» **Passage for review**
Content starts
After the first mistake of purchasing 35 Thayer was behind us, we persevered through the next several blunders with our convenient rose colored glasses firmly affixed over our eyes. On second thought, perhaps it was more like a blindfold because we sure happened to disregard a slew of important barriers as we leapt over them.
Ah how I sometimes yearn for the early days when we were still smiling, laughing, no matter what type of nightmare we encountered. It makes me wistful to be that ignorant again.
Our house was located, as I mentioned at 35 Thayer Ave. Many might imagine this to be a busy street with loads of activity, just as an avenue should be. Our house however was situated at the end of what can best be described as a field of dirt; not even so much a street, let alone an Avenue.
The aforementioned field that was our street held just one house, ours. The rest of the field was conveniently the back entrances to a little shopping plaza. The plaza consisted of an urban clothing store, CD creation shop, Laundromat, church, convenience store and one storefront which went through a myriad of different shops; one of which went right through Matt and I, but that fun snippet must be saved for later.
At the time we saw nothing wrong with the odd layout of the street, just the odd layout of the interior of the home so we got right to work on changing it all.
In every room of the house, of which there were eight including the two bathrooms, there was dark wood paneling, drop ceiling, chocolate brown trim paint and at least (but usually more) 10 electrical outlets which were conveniently placed at about three feet off the ground.
It isn’t as if the home inspector did not warn us about the fact that not only was the fuse box a Federal Pacific (known for spontaneously combusting and burning down countless homes before they were shut down) but that it was less than 100 amp service and to make things even more interesting they had gone with the old ‘shove a nail in there so it will never trip off’ trick.
Content ends
» **Study material**
Content starts
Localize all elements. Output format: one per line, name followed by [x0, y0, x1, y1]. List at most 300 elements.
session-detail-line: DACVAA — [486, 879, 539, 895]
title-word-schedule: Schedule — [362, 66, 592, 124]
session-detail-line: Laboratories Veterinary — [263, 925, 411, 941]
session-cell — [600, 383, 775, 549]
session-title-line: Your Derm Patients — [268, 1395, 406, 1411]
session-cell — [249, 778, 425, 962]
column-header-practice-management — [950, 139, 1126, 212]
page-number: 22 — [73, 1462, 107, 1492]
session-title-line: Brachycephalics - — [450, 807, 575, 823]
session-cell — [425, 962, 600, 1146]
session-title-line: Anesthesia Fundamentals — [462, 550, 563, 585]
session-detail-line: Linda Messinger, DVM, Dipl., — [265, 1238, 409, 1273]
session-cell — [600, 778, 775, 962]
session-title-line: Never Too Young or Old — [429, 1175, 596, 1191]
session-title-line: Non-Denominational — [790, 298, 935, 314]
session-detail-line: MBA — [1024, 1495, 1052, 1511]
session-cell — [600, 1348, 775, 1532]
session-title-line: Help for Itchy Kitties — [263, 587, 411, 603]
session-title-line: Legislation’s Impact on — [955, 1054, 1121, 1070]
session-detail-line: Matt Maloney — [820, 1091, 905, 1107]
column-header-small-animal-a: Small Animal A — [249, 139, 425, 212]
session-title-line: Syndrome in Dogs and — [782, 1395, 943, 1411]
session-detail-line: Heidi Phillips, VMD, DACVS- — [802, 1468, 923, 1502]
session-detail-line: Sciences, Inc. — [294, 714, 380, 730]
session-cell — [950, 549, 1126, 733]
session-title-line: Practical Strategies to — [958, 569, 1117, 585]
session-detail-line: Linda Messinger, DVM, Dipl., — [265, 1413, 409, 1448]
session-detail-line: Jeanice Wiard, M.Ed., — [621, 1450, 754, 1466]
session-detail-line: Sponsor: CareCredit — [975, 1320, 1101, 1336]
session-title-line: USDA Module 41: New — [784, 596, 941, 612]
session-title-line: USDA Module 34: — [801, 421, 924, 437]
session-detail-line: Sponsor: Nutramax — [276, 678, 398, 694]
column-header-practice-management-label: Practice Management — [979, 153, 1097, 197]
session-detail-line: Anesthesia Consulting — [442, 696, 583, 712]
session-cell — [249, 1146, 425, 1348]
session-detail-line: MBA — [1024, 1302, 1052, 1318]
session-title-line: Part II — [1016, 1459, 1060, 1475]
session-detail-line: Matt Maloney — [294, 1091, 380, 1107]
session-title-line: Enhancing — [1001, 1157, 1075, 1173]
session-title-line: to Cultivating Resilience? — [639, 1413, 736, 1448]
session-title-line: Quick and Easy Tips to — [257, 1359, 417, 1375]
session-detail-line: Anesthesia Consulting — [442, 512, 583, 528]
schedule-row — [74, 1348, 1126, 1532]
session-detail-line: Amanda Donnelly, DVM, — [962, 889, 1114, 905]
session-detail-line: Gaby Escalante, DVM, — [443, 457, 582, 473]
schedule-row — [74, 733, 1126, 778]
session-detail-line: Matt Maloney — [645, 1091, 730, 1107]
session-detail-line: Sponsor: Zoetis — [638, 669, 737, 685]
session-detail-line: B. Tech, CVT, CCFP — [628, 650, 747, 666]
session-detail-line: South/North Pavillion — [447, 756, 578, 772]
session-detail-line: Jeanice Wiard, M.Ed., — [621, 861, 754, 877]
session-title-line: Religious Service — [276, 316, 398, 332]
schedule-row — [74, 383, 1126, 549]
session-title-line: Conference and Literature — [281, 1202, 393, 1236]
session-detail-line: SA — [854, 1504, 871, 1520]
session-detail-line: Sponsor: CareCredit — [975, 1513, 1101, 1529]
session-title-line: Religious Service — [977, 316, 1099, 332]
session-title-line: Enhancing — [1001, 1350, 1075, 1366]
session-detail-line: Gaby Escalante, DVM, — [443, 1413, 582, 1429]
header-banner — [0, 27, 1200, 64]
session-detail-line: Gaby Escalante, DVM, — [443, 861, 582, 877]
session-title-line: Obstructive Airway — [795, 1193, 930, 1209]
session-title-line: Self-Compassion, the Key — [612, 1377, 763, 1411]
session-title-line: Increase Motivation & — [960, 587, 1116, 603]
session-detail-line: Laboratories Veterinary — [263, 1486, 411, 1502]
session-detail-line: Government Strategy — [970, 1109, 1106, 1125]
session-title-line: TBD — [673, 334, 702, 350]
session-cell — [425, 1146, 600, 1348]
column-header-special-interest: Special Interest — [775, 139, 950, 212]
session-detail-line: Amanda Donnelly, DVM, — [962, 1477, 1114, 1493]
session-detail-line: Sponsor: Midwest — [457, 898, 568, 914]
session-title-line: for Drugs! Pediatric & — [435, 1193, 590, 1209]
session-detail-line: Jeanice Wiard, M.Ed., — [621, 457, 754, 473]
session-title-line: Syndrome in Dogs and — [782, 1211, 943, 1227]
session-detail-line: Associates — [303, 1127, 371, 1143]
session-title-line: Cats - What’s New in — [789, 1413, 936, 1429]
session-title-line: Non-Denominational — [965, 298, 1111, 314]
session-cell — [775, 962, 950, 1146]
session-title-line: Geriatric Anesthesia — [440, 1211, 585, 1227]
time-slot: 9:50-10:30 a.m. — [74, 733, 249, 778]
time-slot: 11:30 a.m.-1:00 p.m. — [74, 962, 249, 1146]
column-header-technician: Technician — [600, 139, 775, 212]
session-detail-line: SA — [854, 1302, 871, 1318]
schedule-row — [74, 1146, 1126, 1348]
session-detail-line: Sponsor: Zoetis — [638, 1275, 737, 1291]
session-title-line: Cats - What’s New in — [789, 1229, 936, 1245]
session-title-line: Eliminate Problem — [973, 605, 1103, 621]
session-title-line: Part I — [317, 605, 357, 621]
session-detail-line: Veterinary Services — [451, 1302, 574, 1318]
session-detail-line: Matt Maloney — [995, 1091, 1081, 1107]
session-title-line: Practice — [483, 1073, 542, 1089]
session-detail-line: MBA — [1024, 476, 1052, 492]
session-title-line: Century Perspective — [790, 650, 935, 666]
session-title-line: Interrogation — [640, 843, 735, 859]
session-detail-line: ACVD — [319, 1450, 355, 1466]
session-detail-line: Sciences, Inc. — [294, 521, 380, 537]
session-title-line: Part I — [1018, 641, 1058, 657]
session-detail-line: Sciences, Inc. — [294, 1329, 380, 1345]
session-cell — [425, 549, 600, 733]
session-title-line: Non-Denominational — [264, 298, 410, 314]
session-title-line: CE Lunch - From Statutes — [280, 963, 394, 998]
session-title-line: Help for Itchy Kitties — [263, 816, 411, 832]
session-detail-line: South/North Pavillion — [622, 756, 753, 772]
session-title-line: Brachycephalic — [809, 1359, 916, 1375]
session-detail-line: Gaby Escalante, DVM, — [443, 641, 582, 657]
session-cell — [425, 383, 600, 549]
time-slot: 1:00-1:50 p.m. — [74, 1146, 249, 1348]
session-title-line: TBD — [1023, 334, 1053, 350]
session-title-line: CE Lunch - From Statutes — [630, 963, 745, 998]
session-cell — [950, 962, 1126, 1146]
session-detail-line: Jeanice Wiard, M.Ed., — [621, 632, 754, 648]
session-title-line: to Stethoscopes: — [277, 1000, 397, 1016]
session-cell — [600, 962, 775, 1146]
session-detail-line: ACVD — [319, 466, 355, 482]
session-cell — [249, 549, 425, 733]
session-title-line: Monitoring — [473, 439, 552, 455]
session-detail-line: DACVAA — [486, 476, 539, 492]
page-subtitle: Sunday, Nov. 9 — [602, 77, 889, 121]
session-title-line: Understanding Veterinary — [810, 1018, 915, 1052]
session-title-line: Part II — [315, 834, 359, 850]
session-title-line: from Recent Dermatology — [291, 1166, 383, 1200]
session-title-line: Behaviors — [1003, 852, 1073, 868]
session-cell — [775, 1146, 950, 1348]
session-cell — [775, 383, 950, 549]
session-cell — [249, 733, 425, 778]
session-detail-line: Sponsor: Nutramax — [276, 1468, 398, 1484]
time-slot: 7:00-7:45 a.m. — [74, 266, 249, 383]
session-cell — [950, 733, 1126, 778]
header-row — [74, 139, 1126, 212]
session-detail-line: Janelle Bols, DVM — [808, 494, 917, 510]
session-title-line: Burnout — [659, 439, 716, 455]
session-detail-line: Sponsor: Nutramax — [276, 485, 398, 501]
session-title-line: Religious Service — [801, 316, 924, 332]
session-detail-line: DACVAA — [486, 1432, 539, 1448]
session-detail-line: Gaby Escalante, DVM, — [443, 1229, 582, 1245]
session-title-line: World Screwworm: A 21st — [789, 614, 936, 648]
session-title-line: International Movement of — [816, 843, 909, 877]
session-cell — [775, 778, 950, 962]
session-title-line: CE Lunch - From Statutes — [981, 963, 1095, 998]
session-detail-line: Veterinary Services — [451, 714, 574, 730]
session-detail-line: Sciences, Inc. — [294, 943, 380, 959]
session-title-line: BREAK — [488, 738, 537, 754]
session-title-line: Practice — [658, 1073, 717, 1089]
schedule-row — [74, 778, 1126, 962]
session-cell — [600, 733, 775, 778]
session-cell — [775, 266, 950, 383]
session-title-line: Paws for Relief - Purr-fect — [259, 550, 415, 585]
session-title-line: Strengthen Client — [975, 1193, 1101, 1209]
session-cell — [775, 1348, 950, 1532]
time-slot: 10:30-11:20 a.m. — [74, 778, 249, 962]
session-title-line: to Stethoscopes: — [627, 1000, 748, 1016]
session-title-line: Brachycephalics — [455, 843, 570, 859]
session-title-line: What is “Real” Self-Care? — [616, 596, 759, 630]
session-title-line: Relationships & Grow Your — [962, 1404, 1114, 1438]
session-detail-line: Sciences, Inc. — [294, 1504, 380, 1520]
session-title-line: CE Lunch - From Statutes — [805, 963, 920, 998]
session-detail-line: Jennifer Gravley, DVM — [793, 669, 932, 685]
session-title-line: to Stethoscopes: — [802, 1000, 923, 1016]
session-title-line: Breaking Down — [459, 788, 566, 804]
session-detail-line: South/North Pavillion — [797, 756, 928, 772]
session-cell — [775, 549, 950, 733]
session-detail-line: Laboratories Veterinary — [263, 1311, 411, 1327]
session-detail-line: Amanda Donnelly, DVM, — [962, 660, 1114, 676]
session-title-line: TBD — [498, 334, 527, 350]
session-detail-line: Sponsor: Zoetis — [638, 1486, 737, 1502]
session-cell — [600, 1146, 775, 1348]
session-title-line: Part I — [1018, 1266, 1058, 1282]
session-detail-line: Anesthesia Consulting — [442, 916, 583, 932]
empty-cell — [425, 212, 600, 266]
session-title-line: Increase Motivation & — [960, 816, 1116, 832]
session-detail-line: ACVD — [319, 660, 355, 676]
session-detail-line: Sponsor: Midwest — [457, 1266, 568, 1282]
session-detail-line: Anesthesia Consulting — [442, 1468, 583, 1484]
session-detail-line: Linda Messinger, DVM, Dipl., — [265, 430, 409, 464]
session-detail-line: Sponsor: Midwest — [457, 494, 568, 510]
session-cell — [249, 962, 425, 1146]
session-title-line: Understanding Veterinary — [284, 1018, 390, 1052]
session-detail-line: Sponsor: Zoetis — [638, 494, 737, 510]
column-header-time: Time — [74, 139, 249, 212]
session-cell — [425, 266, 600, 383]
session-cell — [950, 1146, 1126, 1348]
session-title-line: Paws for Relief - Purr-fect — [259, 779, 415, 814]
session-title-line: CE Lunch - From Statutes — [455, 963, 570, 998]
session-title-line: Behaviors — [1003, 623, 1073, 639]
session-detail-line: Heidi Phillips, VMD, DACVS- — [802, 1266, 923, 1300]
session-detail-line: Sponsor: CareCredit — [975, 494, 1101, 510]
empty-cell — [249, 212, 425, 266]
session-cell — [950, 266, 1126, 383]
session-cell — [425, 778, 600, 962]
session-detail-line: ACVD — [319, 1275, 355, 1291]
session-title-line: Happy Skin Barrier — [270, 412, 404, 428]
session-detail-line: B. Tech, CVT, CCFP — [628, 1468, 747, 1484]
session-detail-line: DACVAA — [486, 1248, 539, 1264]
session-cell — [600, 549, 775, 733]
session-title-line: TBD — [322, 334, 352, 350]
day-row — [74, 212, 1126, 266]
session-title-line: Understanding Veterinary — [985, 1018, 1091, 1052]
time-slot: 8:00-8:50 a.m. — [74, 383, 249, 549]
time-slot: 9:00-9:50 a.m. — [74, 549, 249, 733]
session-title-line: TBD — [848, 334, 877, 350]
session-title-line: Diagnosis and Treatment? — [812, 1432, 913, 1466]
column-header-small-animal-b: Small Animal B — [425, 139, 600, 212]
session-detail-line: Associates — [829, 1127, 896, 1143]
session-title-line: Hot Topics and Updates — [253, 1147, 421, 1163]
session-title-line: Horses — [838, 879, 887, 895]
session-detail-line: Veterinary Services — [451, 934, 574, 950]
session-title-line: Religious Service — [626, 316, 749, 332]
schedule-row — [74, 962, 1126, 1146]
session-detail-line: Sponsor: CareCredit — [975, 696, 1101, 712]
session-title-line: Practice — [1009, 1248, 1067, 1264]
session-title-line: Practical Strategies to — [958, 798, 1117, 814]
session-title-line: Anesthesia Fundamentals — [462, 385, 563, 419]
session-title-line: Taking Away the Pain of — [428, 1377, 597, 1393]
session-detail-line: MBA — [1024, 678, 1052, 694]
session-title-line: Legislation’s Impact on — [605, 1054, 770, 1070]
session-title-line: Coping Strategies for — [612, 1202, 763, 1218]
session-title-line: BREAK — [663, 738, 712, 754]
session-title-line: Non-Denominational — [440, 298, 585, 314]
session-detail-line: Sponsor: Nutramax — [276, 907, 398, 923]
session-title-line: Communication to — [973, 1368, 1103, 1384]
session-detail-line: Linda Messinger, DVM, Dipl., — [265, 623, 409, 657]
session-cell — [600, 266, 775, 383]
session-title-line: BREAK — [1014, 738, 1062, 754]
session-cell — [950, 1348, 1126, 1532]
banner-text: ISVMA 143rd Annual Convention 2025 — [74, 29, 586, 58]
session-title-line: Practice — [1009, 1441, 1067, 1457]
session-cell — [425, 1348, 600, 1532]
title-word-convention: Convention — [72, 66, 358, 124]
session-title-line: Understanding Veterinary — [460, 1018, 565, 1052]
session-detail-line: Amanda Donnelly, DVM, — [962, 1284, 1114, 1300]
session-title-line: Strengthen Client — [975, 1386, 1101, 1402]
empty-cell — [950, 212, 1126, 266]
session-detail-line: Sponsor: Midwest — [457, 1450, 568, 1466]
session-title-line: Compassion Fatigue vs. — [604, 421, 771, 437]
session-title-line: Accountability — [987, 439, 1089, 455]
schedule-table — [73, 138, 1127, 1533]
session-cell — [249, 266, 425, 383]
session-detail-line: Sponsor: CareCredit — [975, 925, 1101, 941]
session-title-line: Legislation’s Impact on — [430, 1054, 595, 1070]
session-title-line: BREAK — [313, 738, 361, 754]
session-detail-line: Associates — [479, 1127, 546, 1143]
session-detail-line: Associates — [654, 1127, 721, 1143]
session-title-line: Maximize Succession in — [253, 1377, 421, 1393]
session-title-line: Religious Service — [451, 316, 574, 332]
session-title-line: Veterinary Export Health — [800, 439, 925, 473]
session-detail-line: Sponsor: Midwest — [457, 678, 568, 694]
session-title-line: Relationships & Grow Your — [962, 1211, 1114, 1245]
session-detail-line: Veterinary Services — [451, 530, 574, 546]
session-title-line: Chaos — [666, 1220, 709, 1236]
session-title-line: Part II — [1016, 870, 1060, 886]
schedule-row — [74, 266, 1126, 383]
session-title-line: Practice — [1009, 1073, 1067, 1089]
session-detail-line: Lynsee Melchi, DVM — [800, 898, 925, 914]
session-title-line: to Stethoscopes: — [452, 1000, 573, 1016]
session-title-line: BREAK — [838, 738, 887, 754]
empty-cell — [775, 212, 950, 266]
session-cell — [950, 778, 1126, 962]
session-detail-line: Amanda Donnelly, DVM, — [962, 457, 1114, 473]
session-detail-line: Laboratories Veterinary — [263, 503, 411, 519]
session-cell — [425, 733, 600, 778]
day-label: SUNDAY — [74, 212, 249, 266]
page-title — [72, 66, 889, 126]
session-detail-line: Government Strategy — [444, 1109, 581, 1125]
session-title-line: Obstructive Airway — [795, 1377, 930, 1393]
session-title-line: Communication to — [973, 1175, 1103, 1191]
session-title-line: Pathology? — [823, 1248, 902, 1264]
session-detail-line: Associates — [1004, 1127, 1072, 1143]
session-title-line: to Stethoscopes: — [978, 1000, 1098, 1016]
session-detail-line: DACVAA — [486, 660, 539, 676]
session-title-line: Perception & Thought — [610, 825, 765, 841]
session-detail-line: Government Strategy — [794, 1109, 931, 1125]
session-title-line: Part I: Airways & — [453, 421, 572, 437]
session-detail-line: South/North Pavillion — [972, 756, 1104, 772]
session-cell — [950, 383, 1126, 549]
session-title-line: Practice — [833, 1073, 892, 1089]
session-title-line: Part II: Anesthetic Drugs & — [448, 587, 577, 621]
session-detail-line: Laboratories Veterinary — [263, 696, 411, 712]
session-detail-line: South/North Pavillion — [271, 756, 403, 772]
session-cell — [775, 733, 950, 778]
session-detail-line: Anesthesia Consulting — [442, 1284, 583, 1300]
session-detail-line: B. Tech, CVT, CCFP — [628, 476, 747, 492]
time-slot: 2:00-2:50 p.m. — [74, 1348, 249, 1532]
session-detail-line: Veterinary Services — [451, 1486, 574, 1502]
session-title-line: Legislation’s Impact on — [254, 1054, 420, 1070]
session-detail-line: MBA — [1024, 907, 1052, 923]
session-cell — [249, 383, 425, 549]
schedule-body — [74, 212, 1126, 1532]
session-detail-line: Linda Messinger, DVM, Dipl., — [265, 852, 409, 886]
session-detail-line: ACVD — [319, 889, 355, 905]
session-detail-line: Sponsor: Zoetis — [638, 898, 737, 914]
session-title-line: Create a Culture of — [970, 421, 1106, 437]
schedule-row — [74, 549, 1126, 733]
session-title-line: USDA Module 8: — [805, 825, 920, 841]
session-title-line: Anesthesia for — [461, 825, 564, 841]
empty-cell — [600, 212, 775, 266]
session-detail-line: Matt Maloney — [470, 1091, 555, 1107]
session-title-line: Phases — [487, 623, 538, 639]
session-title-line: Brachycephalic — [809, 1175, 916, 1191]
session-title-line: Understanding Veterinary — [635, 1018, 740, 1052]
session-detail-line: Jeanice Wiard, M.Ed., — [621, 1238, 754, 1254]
Content ends
» **What to work on**
a: In the account of the house at 35 Thayer Ave, how many rooms did the house have?
b: Transcribe the account of the house at 35 Thayer Ave word for word, everything from "At the time" down to "trip off’ trick.".

» **Answers in order**
a: Eight, including the two bathrooms.

b:
At the time we saw nothing wrong with the odd layout of the street, just the odd layout of the interior of the home so we got right to work on changing it all.
In every room of the house, of which there were eight including the two bathrooms, there was dark wood paneling, drop ceiling, chocolate brown trim paint and at least (but usually more) 10 electrical outlets which were conveniently placed at about three feet off the ground.
It isn’t as if the home inspector did not warn us about the fact that not only was the fuse box a Federal Pacific (known for spontaneously combusting and burning down countless homes before they were shut down) but that it was less than 100 amp service and to make things even more interesting they had gone with the old ‘shove a nail in there so it will never trip off’ trick.